- WHAT IS NEEDED: Output the records exactly as they appear, with no pictures included.
====== DATASET CONTENT ======
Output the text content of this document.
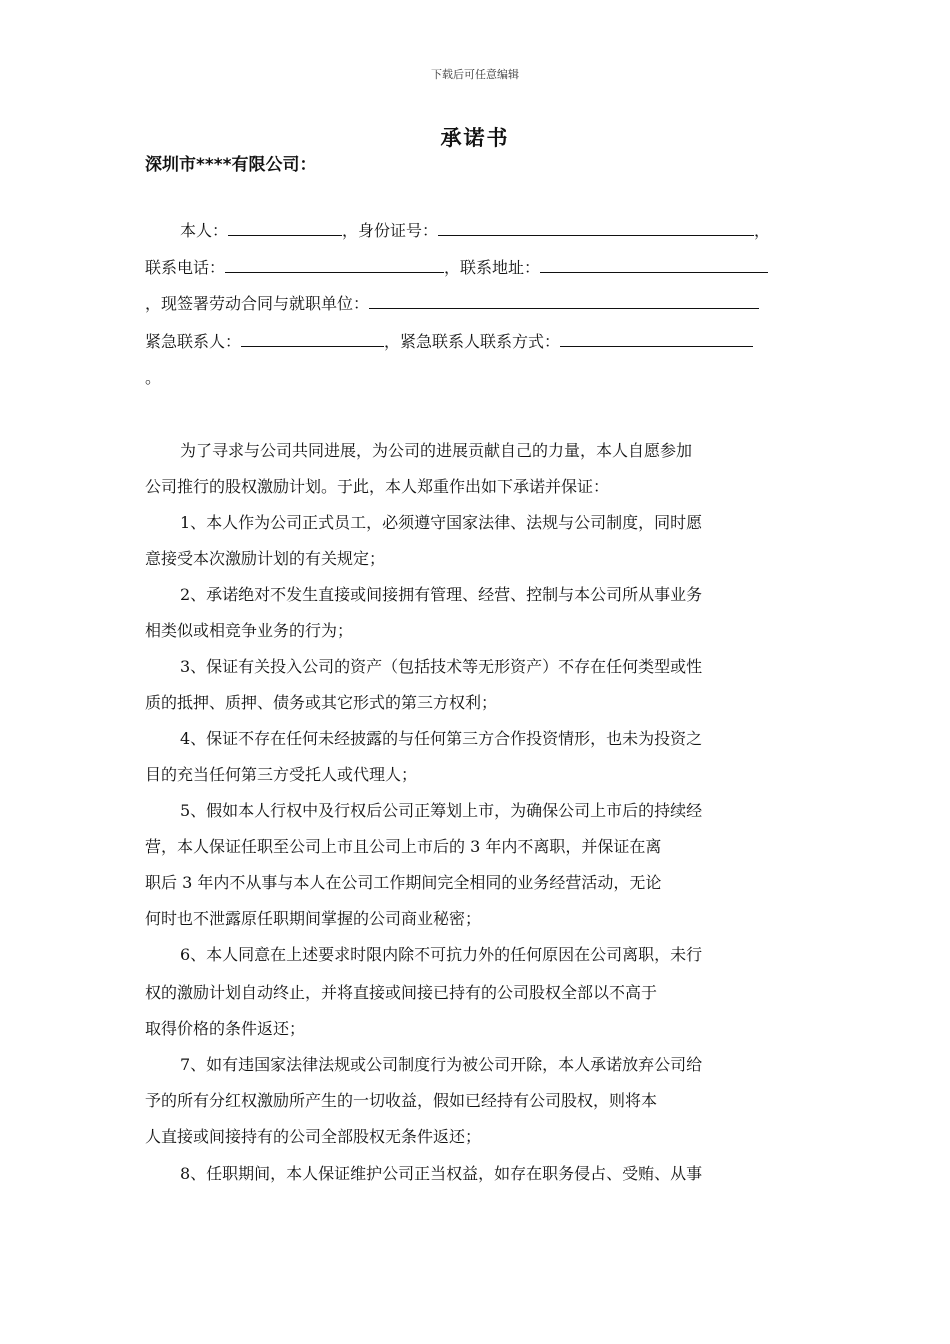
下载后可任意编辑
承诺书
深圳市****有限公司：
本人：	，身份证号：	，
联系电话：	，联系地址：
，现签署劳动合同与就职单位：
紧急联系人：	，紧急联系人联系方式：
。
为了寻求与公司共同进展，为公司的进展贡献自己的力量，本人自愿参加
公司推行的股权激励计划。于此，本人郑重作出如下承诺并保证：
1、本人作为公司正式员工，必须遵守国家法律、法规与公司制度，同时愿
意接受本次激励计划的有关规定；
2、承诺绝对不发生直接或间接拥有管理、经营、控制与本公司所从事业务
相类似或相竞争业务的行为；
3、保证有关投入公司的资产（包括技术等无形资产）不存在任何类型或性
质的抵押、质押、债务或其它形式的第三方权利；
4、保证不存在任何未经披露的与任何第三方合作投资情形，也未为投资之
目的充当任何第三方受托人或代理人；
5、假如本人行权中及行权后公司正筹划上市，为确保公司上市后的持续经
营，本人保证任职至公司上市且公司上市后的 3 年内不离职，并保证在离
职后 3 年内不从事与本人在公司工作期间完全相同的业务经营活动，无论
何时也不泄露原任职期间掌握的公司商业秘密；
6、本人同意在上述要求时限内除不可抗力外的任何原因在公司离职，未行
权的激励计划自动终止，并将直接或间接已持有的公司股权全部以不高于
取得价格的条件返还；
7、如有违国家法律法规或公司制度行为被公司开除，本人承诺放弃公司给
予的所有分红权激励所产生的一切收益，假如已经持有公司股权，则将本
人直接或间接持有的公司全部股权无条件返还；
8、任职期间，本人保证维护公司正当权益，如存在职务侵占、受贿、从事
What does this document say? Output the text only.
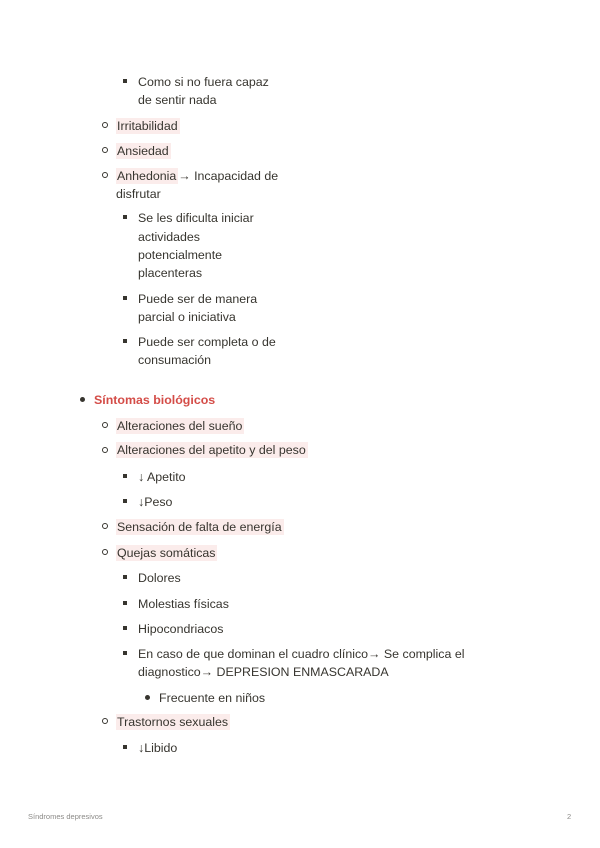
Como si no fuera capaz
de sentir nada
Irritabilidad
Ansiedad
Anhedonia → Incapacidad de
disfrutar
Se les dificulta iniciar
actividades
potencialmente
placenteras
Puede ser de manera
parcial o iniciativa
Puede ser completa o de
consumación
Síntomas biológicos
Alteraciones del sueño
Alteraciones del apetito y del peso
↓ Apetito
↓Peso
Sensación de falta de energía
Quejas somáticas
Dolores
Molestias físicas
Hipocondriacos
En caso de que dominan el cuadro clínico→ Se complica el
diagnostico→ DEPRESION ENMASCARADA
Frecuente en niños
Trastornos sexuales
↓Libido
Síndromes depresivos	2
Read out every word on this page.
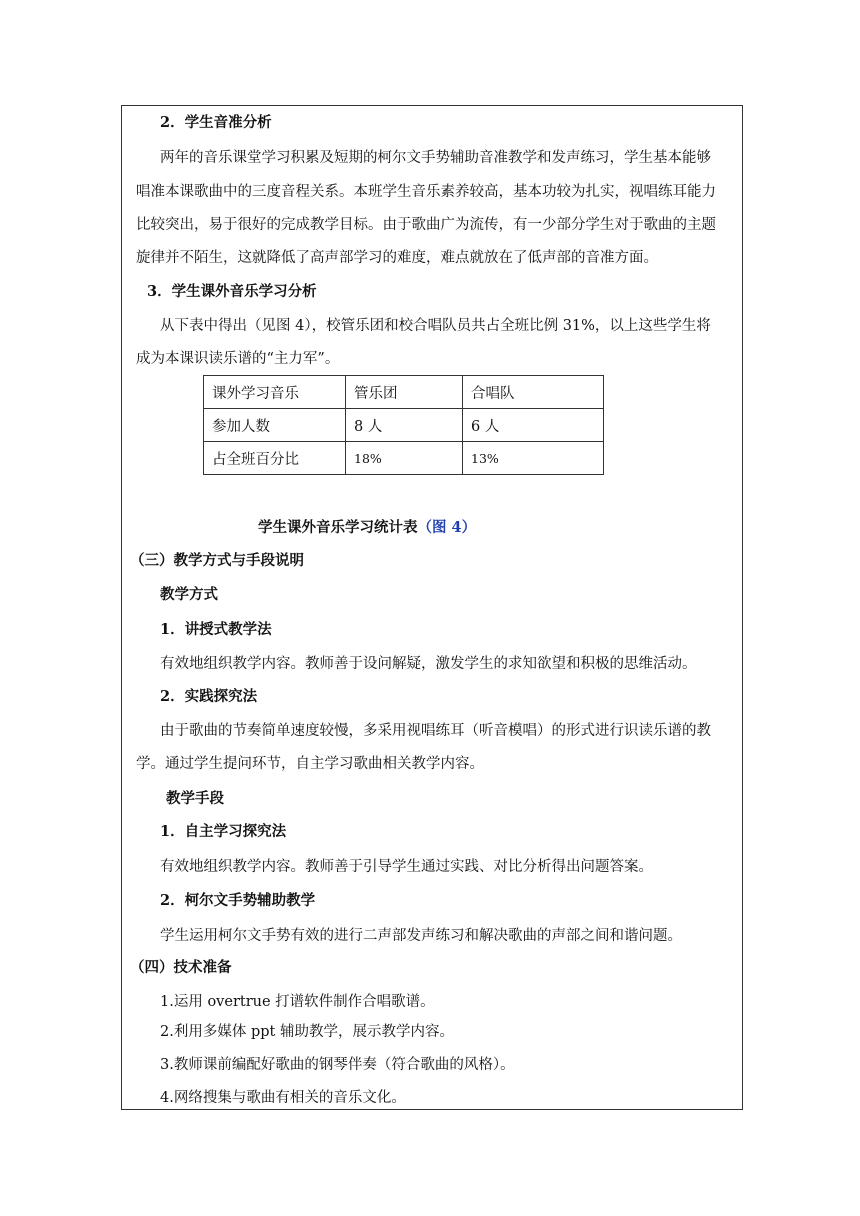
2．学生音准分析
两年的音乐课堂学习积累及短期的柯尔文手势辅助音准教学和发声练习，学生基本能够
唱准本课歌曲中的三度音程关系。本班学生音乐素养较高，基本功较为扎实，视唱练耳能力
比较突出，易于很好的完成教学目标。由于歌曲广为流传，有一少部分学生对于歌曲的主题
旋律并不陌生，这就降低了高声部学习的难度，难点就放在了低声部的音准方面。
3．学生课外音乐学习分析
从下表中得出（见图 4），校管乐团和校合唱队员共占全班比例 31%，以上这些学生将
成为本课识读乐谱的“主力军”。
课外学习音乐	管乐团	合唱队
参加人数	8 人	6 人
占全班百分比	18%	13%
学生课外音乐学习统计表（图 4）
（三）教学方式与手段说明
教学方式
1．讲授式教学法
有效地组织教学内容。教师善于设问解疑，激发学生的求知欲望和积极的思维活动。
2．实践探究法
由于歌曲的节奏简单速度较慢，多采用视唱练耳（听音模唱）的形式进行识读乐谱的教
学。通过学生提问环节，自主学习歌曲相关教学内容。
教学手段
1．自主学习探究法
有效地组织教学内容。教师善于引导学生通过实践、对比分析得出问题答案。
2．柯尔文手势辅助教学
学生运用柯尔文手势有效的进行二声部发声练习和解决歌曲的声部之间和谐问题。
（四）技术准备
1.运用 overtrue 打谱软件制作合唱歌谱。
2.利用多媒体 ppt 辅助教学，展示教学内容。
3.教师课前编配好歌曲的钢琴伴奏（符合歌曲的风格）。
4.网络搜集与歌曲有相关的音乐文化。
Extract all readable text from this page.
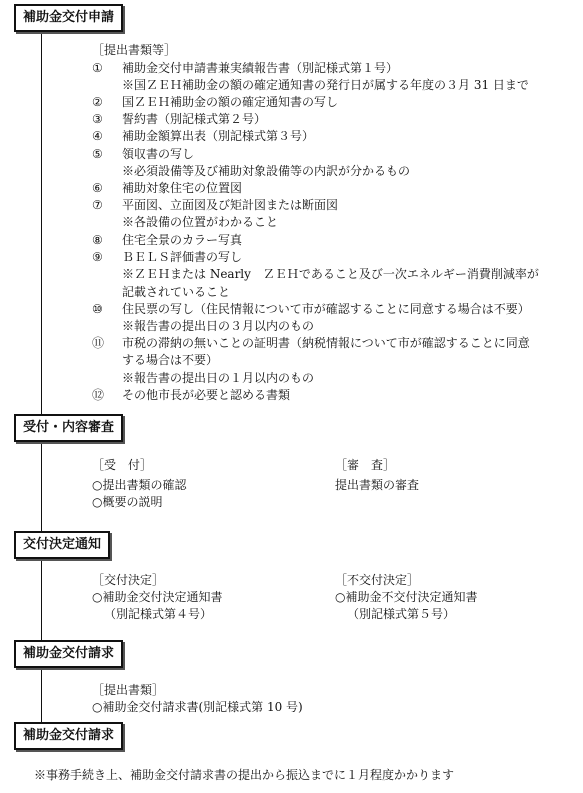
補助金交付申請
受付・内容審査
交付決定通知
補助金交付請求
補助金交付請求
［提出書類等］
①	補助金交付申請書兼実績報告書（別記様式第１号）
※国ＺＥＨ補助金の額の確定通知書の発行日が属する年度の３月 31 日まで
②	国ＺＥＨ補助金の額の確定通知書の写し
③	誓約書（別記様式第２号）
④	補助金額算出表（別記様式第３号）
⑤	領収書の写し
※必須設備等及び補助対象設備等の内訳が分かるもの
⑥	補助対象住宅の位置図
⑦	平面図、立面図及び矩計図または断面図
※各設備の位置がわかること
⑧	住宅全景のカラー写真
⑨	ＢＥＬＳ評価書の写し
※ＺＥＨまたは Nearly　ＺＥＨであること及び一次エネルギー消費削減率が
記載されていること
⑩	住民票の写し（住民情報について市が確認することに同意する場合は不要）
※報告書の提出日の３月以内のもの
⑪	市税の滞納の無いことの証明書（納税情報について市が確認することに同意
する場合は不要）
※報告書の提出日の１月以内のもの
⑫	その他市長が必要と認める書類
［受　付］
○提出書類の確認
○概要の説明
［審　査］
提出書類の審査
［交付決定］
○補助金交付決定通知書
（別記様式第４号）
［不交付決定］
○補助金不交付決定通知書
（別記様式第５号）
［提出書類］
○補助金交付請求書(別記様式第 10 号)
※事務手続き上、補助金交付請求書の提出から振込までに１月程度かかります
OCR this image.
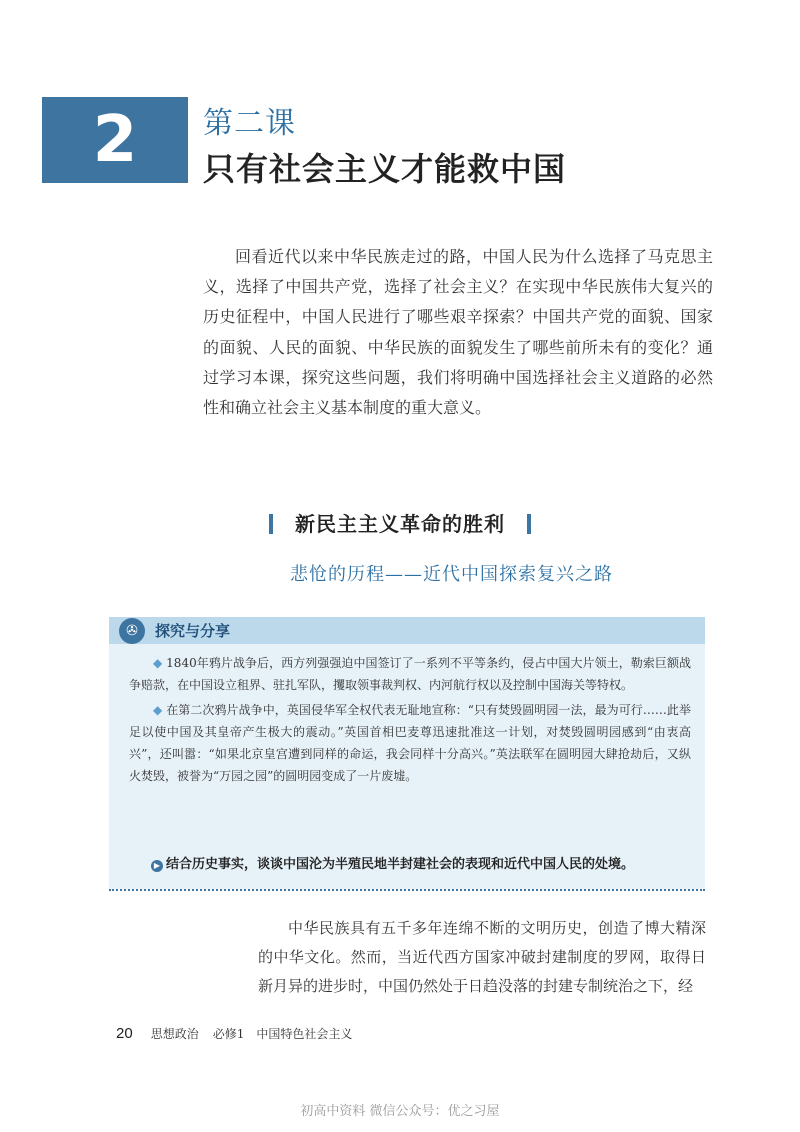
2	第二课
只有社会主义才能救中国

回看近代以来中华民族走过的路，中国人民为什么选择了马克思主义，选择了中国共产党，选择了社会主义？在实现中华民族伟大复兴的历史征程中，中国人民进行了哪些艰辛探索？中国共产党的面貌、国家的面貌、人民的面貌、中华民族的面貌发生了哪些前所未有的变化？通过学习本课，探究这些问题，我们将明确中国选择社会主义道路的必然性和确立社会主义基本制度的重大意义。

新民主主义革命的胜利
悲怆的历程——近代中国探索复兴之路
✇	探究与分享

◆ 1840年鸦片战争后，西方列强强迫中国签订了一系列不平等条约，侵占中国大片领土，勒索巨额战争赔款，在中国设立租界、驻扎军队，攫取领事裁判权、内河航行权以及控制中国海关等特权。

◆ 在第二次鸦片战争中，英国侵华军全权代表无耻地宣称：“只有焚毁圆明园一法，最为可行……此举足以使中国及其皇帝产生极大的震动。”英国首相巴麦尊迅速批准这一计划，对焚毁圆明园感到“由衷高兴”，还叫嚣：“如果北京皇宫遭到同样的命运，我会同样十分高兴。”英法联军在圆明园大肆抢劫后，又纵火焚毁，被誉为“万园之园”的圆明园变成了一片废墟。

▶ 结合历史事实，谈谈中国沦为半殖民地半封建社会的表现和近代中国人民的处境。

中华民族具有五千多年连绵不断的文明历史，创造了博大精深的中华文化。然而，当近代西方国家冲破封建制度的罗网，取得日新月异的进步时，中国仍然处于日趋没落的封建专制统治之下，经

20 思想政治 必修1 中国特色社会主义
初高中资料 微信公众号：优之习屋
======
- RESPONSE TO THIS EXERCISE:
Output the text content of this document.
下载后可任意编辑
承诺书
深圳市****有限公司：
本人：	，身份证号：	，
联系电话：	，联系地址：
，现签署劳动合同与就职单位：
紧急联系人：	，紧急联系人联系方式：
。
为了寻求与公司共同进展，为公司的进展贡献自己的力量，本人自愿参加
公司推行的股权激励计划。于此，本人郑重作出如下承诺并保证：
1、本人作为公司正式员工，必须遵守国家法律、法规与公司制度，同时愿
意接受本次激励计划的有关规定；
2、承诺绝对不发生直接或间接拥有管理、经营、控制与本公司所从事业务
相类似或相竞争业务的行为；
3、保证有关投入公司的资产（包括技术等无形资产）不存在任何类型或性
质的抵押、质押、债务或其它形式的第三方权利；
4、保证不存在任何未经披露的与任何第三方合作投资情形，也未为投资之
目的充当任何第三方受托人或代理人；
5、假如本人行权中及行权后公司正筹划上市，为确保公司上市后的持续经
营，本人保证任职至公司上市且公司上市后的 3 年内不离职，并保证在离
职后 3 年内不从事与本人在公司工作期间完全相同的业务经营活动，无论
何时也不泄露原任职期间掌握的公司商业秘密；
6、本人同意在上述要求时限内除不可抗力外的任何原因在公司离职，未行
权的激励计划自动终止，并将直接或间接已持有的公司股权全部以不高于
取得价格的条件返还；
7、如有违国家法律法规或公司制度行为被公司开除，本人承诺放弃公司给
予的所有分红权激励所产生的一切收益，假如已经持有公司股权，则将本
人直接或间接持有的公司全部股权无条件返还；
8、任职期间，本人保证维护公司正当权益，如存在职务侵占、受贿、从事
What does this document say? Output the text only.
Como si no fuera capaz
de sentir nada
Irritabilidad
Ansiedad
Anhedonia → Incapacidad de
disfrutar
Se les dificulta iniciar
actividades
potencialmente
placenteras
Puede ser de manera
parcial o iniciativa
Puede ser completa o de
consumación
Síntomas biológicos
Alteraciones del sueño
Alteraciones del apetito y del peso
↓ Apetito
↓Peso
Sensación de falta de energía
Quejas somáticas
Dolores
Molestias físicas
Hipocondriacos
En caso de que dominan el cuadro clínico→ Se complica el
diagnostico→ DEPRESION ENMASCARADA
Frecuente en niños
Trastornos sexuales
↓Libido
Síndromes depresivos	2
Read out every word on this page.
2．学生音准分析
两年的音乐课堂学习积累及短期的柯尔文手势辅助音准教学和发声练习，学生基本能够
唱准本课歌曲中的三度音程关系。本班学生音乐素养较高，基本功较为扎实，视唱练耳能力
比较突出，易于很好的完成教学目标。由于歌曲广为流传，有一少部分学生对于歌曲的主题
旋律并不陌生，这就降低了高声部学习的难度，难点就放在了低声部的音准方面。
3．学生课外音乐学习分析
从下表中得出（见图 4），校管乐团和校合唱队员共占全班比例 31%，以上这些学生将
成为本课识读乐谱的“主力军”。
课外学习音乐	管乐团	合唱队
参加人数	8 人	6 人
占全班百分比	18%	13%
学生课外音乐学习统计表（图 4）
（三）教学方式与手段说明
教学方式
1．讲授式教学法
有效地组织教学内容。教师善于设问解疑，激发学生的求知欲望和积极的思维活动。
2．实践探究法
由于歌曲的节奏简单速度较慢，多采用视唱练耳（听音模唱）的形式进行识读乐谱的教
学。通过学生提问环节，自主学习歌曲相关教学内容。
教学手段
1．自主学习探究法
有效地组织教学内容。教师善于引导学生通过实践、对比分析得出问题答案。
2．柯尔文手势辅助教学
学生运用柯尔文手势有效的进行二声部发声练习和解决歌曲的声部之间和谐问题。
（四）技术准备
1.运用 overtrue 打谱软件制作合唱歌谱。
2.利用多媒体 ppt 辅助教学，展示教学内容。
3.教师课前编配好歌曲的钢琴伴奏（符合歌曲的风格）。
4.网络搜集与歌曲有相关的音乐文化。
Extract all readable text from this page.
補助金交付申請
受付・内容審査
交付決定通知
補助金交付請求
補助金交付請求
［提出書類等］
①	補助金交付申請書兼実績報告書（別記様式第１号）
※国ＺＥＨ補助金の額の確定通知書の発行日が属する年度の３月 31 日まで
②	国ＺＥＨ補助金の額の確定通知書の写し
③	誓約書（別記様式第２号）
④	補助金額算出表（別記様式第３号）
⑤	領収書の写し
※必須設備等及び補助対象設備等の内訳が分かるもの
⑥	補助対象住宅の位置図
⑦	平面図、立面図及び矩計図または断面図
※各設備の位置がわかること
⑧	住宅全景のカラー写真
⑨	ＢＥＬＳ評価書の写し
※ＺＥＨまたは Nearly　ＺＥＨであること及び一次エネルギー消費削減率が
記載されていること
⑩	住民票の写し（住民情報について市が確認することに同意する場合は不要）
※報告書の提出日の３月以内のもの
⑪	市税の滞納の無いことの証明書（納税情報について市が確認することに同意
する場合は不要）
※報告書の提出日の１月以内のもの
⑫	その他市長が必要と認める書類
［受　付］
○提出書類の確認
○概要の説明
［審　査］
提出書類の審査
［交付決定］
○補助金交付決定通知書
（別記様式第４号）
［不交付決定］
○補助金不交付決定通知書
（別記様式第５号）
［提出書類］
○補助金交付請求書(別記様式第 10 号)
※事務手続き上、補助金交付請求書の提出から振込までに１月程度かかります
OCR this image.
2	第二课
只有社会主义才能救中国

回看近代以来中华民族走过的路，中国人民为什么选择了马克思主义，选择了中国共产党，选择了社会主义？在实现中华民族伟大复兴的历史征程中，中国人民进行了哪些艰辛探索？中国共产党的面貌、国家的面貌、人民的面貌、中华民族的面貌发生了哪些前所未有的变化？通过学习本课，探究这些问题，我们将明确中国选择社会主义道路的必然性和确立社会主义基本制度的重大意义。

新民主主义革命的胜利
悲怆的历程——近代中国探索复兴之路
✇	探究与分享

◆ 1840年鸦片战争后，西方列强强迫中国签订了一系列不平等条约，侵占中国大片领土，勒索巨额战争赔款，在中国设立租界、驻扎军队，攫取领事裁判权、内河航行权以及控制中国海关等特权。

◆ 在第二次鸦片战争中，英国侵华军全权代表无耻地宣称：“只有焚毁圆明园一法，最为可行……此举足以使中国及其皇帝产生极大的震动。”英国首相巴麦尊迅速批准这一计划，对焚毁圆明园感到“由衷高兴”，还叫嚣：“如果北京皇宫遭到同样的命运，我会同样十分高兴。”英法联军在圆明园大肆抢劫后，又纵火焚毁，被誉为“万园之园”的圆明园变成了一片废墟。

▶ 结合历史事实，谈谈中国沦为半殖民地半封建社会的表现和近代中国人民的处境。

中华民族具有五千多年连绵不断的文明历史，创造了博大精深的中华文化。然而，当近代西方国家冲破封建制度的罗网，取得日新月异的进步时，中国仍然处于日趋没落的封建专制统治之下，经

20 思想政治 必修1 中国特色社会主义
初高中资料 微信公众号：优之习屋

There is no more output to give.